* Exercise requirements
Gather every line below where "umieszczenia" appears.
== Provided data
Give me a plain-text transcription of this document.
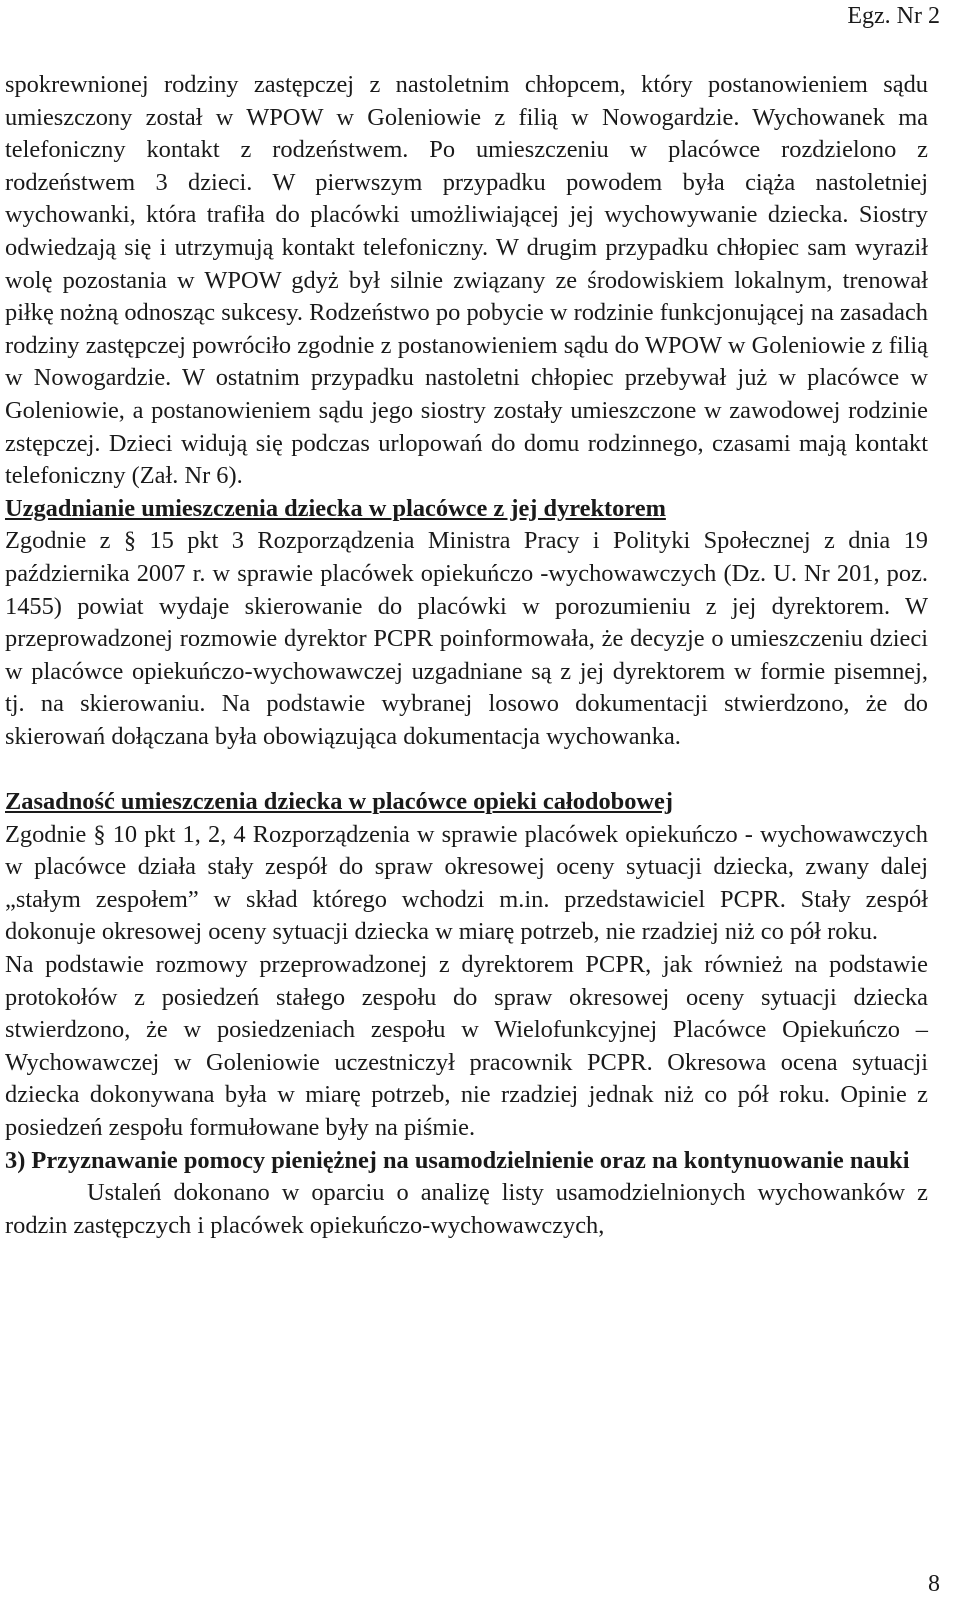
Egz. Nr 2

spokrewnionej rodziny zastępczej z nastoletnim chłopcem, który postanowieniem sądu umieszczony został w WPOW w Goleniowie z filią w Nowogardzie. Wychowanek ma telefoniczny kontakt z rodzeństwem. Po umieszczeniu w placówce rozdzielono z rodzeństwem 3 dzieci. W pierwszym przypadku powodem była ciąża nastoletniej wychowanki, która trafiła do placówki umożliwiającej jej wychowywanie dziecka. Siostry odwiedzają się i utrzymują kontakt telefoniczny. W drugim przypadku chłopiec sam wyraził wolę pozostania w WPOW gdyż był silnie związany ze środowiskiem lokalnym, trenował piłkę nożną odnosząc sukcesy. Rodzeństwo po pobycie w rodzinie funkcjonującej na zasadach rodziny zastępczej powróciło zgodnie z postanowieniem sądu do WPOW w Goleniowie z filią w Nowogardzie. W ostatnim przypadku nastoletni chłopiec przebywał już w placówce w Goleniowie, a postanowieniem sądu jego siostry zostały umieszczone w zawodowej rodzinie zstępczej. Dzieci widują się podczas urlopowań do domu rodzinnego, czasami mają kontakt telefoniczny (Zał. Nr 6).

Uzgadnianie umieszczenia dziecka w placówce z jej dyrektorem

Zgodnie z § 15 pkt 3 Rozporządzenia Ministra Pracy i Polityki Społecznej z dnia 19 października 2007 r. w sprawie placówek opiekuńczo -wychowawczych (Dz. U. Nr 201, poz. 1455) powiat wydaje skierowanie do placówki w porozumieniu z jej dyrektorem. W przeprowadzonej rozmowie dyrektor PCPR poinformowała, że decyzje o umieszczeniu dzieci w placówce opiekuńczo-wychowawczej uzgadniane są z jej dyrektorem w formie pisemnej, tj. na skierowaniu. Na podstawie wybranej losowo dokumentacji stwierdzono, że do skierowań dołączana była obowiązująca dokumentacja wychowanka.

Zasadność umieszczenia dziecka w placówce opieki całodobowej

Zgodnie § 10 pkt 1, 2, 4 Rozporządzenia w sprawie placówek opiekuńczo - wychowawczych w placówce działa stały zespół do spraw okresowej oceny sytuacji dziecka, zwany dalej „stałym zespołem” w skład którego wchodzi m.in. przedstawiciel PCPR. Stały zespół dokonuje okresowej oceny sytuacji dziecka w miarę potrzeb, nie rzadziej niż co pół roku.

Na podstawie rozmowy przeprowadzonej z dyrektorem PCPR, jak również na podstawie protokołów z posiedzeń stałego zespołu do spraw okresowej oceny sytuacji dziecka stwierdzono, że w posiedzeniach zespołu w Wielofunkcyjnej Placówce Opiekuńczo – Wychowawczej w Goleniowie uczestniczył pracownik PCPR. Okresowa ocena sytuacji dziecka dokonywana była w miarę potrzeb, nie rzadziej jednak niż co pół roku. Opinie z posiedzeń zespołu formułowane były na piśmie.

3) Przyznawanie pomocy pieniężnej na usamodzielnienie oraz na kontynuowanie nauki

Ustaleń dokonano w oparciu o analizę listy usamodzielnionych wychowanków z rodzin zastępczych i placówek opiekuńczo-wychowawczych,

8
====
== Provided data
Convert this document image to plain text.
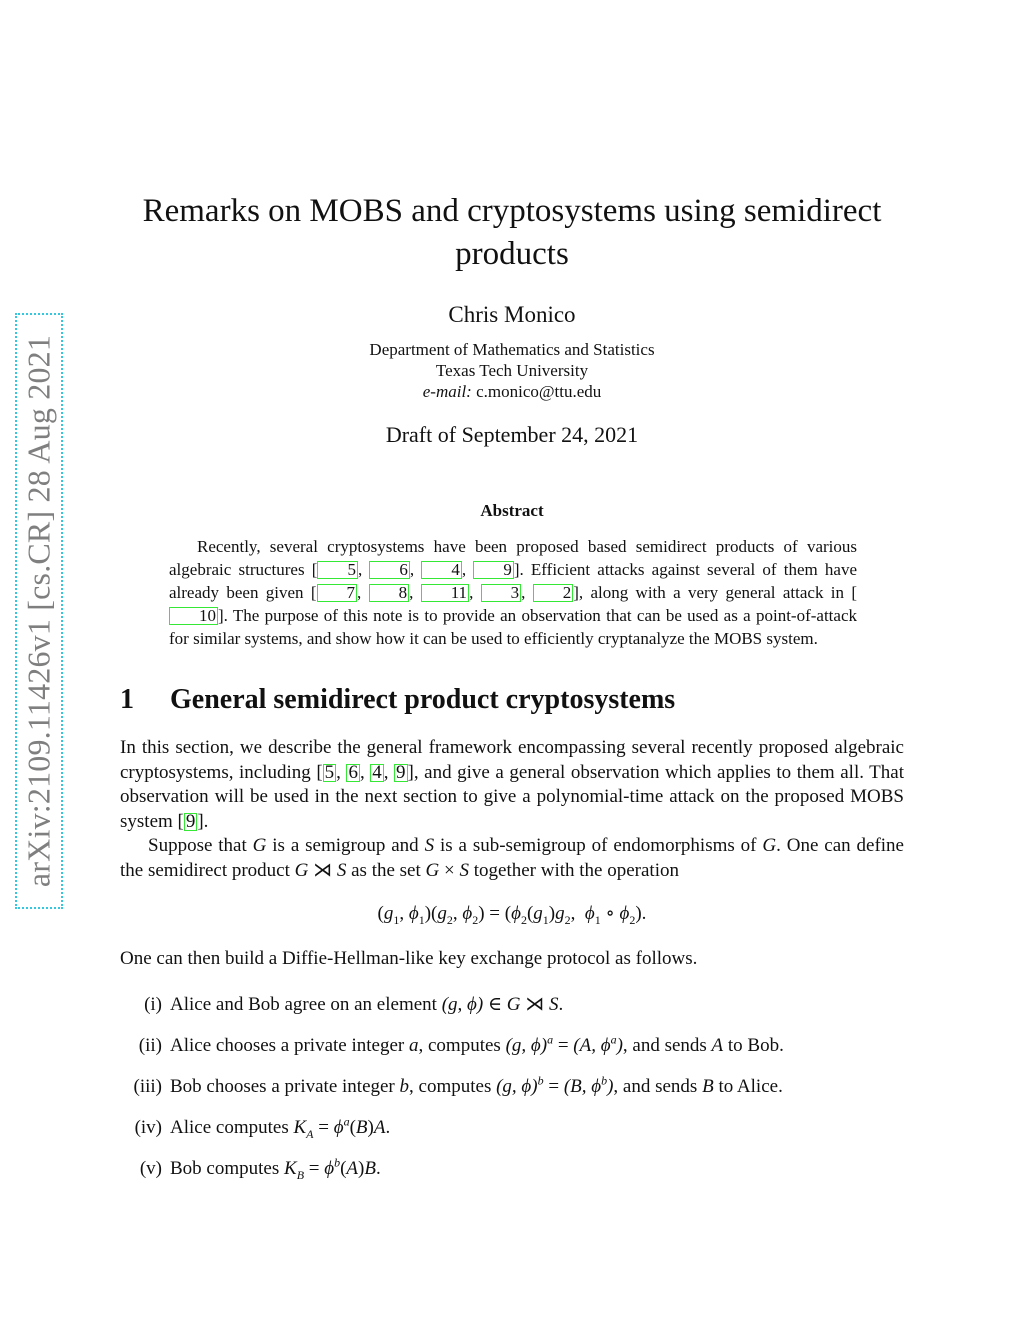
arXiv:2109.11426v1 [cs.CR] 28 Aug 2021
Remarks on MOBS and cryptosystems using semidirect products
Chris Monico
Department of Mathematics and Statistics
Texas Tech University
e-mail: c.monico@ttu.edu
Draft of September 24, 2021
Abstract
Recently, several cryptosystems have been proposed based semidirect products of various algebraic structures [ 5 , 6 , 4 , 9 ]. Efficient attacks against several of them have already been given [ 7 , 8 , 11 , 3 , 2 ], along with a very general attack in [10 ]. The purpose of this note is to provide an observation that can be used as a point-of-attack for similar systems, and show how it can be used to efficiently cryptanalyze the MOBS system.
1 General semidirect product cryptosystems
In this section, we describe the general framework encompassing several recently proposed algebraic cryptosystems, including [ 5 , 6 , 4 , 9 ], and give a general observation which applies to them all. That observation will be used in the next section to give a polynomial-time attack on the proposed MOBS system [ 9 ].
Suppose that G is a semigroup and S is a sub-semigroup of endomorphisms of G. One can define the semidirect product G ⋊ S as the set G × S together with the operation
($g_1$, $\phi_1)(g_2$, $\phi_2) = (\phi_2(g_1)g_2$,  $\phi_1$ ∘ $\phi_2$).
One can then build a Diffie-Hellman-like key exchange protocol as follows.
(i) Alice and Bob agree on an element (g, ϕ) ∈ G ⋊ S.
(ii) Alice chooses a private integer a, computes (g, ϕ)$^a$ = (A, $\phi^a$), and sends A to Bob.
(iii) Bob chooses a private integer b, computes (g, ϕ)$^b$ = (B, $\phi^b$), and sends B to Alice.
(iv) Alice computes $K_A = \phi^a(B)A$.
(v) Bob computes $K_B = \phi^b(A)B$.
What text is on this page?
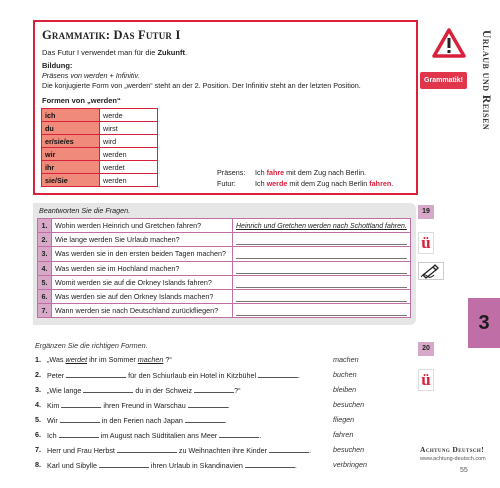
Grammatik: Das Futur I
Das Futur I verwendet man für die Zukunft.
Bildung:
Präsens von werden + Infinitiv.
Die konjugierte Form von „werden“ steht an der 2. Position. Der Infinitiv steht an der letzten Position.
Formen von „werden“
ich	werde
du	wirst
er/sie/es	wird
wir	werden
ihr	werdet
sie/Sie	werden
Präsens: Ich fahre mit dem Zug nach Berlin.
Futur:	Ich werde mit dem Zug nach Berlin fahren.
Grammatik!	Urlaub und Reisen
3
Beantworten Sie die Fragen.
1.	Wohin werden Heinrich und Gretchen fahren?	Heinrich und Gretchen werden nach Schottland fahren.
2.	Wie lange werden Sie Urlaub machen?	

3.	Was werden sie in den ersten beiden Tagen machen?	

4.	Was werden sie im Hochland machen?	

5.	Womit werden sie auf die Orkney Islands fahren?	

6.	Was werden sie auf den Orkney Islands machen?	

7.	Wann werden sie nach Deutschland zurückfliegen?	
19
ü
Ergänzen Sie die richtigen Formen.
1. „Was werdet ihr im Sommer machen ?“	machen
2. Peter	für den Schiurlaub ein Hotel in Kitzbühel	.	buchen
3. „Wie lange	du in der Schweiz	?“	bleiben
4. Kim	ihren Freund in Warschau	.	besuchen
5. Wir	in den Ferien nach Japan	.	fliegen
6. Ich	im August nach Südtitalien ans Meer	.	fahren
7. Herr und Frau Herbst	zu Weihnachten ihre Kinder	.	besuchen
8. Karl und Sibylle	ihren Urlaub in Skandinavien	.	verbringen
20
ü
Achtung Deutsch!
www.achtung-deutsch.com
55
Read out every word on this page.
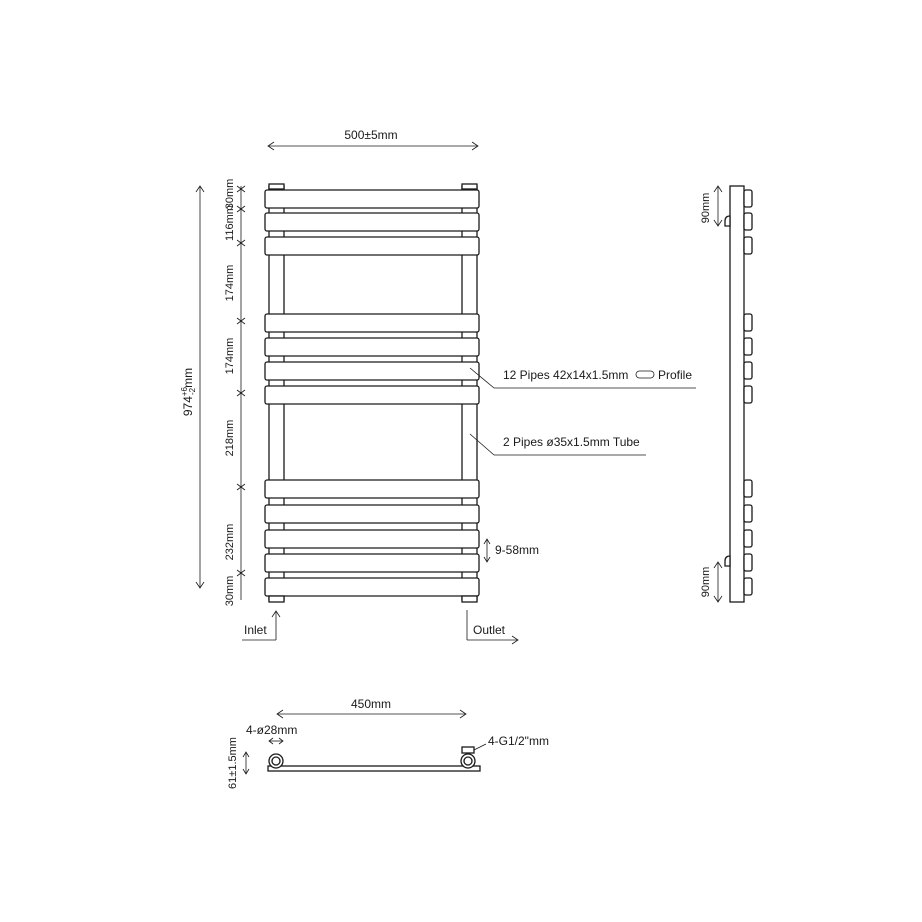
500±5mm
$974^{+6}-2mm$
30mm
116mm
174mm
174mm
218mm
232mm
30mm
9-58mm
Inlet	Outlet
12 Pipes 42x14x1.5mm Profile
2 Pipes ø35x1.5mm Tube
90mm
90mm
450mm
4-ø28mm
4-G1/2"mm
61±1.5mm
====
== Provided data
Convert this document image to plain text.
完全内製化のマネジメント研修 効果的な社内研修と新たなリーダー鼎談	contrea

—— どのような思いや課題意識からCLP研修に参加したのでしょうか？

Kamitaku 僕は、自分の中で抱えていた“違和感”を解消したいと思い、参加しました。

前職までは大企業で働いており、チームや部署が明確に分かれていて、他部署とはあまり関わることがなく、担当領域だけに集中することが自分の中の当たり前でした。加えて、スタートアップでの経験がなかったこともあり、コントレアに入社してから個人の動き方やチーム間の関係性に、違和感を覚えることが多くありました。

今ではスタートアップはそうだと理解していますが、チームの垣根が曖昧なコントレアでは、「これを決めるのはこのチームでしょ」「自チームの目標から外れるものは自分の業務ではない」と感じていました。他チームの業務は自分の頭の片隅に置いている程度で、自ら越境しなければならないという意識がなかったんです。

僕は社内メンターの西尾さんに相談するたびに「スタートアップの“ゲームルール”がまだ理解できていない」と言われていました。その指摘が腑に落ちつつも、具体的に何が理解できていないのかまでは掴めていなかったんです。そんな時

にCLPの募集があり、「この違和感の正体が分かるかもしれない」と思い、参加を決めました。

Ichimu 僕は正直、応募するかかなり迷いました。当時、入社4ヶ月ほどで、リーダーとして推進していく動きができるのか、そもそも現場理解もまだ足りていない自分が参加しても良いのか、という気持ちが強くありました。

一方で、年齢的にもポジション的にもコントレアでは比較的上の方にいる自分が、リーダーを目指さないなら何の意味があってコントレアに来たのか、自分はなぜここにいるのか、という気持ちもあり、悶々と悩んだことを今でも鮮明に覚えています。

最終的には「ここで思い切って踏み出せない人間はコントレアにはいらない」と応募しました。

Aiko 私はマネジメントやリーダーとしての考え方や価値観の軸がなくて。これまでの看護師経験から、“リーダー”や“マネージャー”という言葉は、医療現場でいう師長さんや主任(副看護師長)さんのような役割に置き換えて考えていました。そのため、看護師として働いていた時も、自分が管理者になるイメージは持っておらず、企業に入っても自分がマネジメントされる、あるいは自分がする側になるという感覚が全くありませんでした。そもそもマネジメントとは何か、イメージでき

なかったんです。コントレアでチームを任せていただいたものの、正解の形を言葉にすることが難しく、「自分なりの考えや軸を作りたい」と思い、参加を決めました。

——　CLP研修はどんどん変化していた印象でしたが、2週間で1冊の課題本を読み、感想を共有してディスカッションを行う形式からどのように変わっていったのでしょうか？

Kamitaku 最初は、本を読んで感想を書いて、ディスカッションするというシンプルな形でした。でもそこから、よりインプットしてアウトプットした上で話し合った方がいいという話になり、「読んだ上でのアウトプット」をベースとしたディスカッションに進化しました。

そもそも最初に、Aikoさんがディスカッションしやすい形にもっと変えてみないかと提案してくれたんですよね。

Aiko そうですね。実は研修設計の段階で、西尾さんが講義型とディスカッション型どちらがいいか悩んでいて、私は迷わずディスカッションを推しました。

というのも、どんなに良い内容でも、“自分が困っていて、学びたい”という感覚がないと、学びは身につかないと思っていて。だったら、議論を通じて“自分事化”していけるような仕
====
* Response below
Uzgadnianie umieszczenia dziecka w placówce z jej dyrektorem
Zasadność umieszczenia dziecka w placówce opieki całodobowej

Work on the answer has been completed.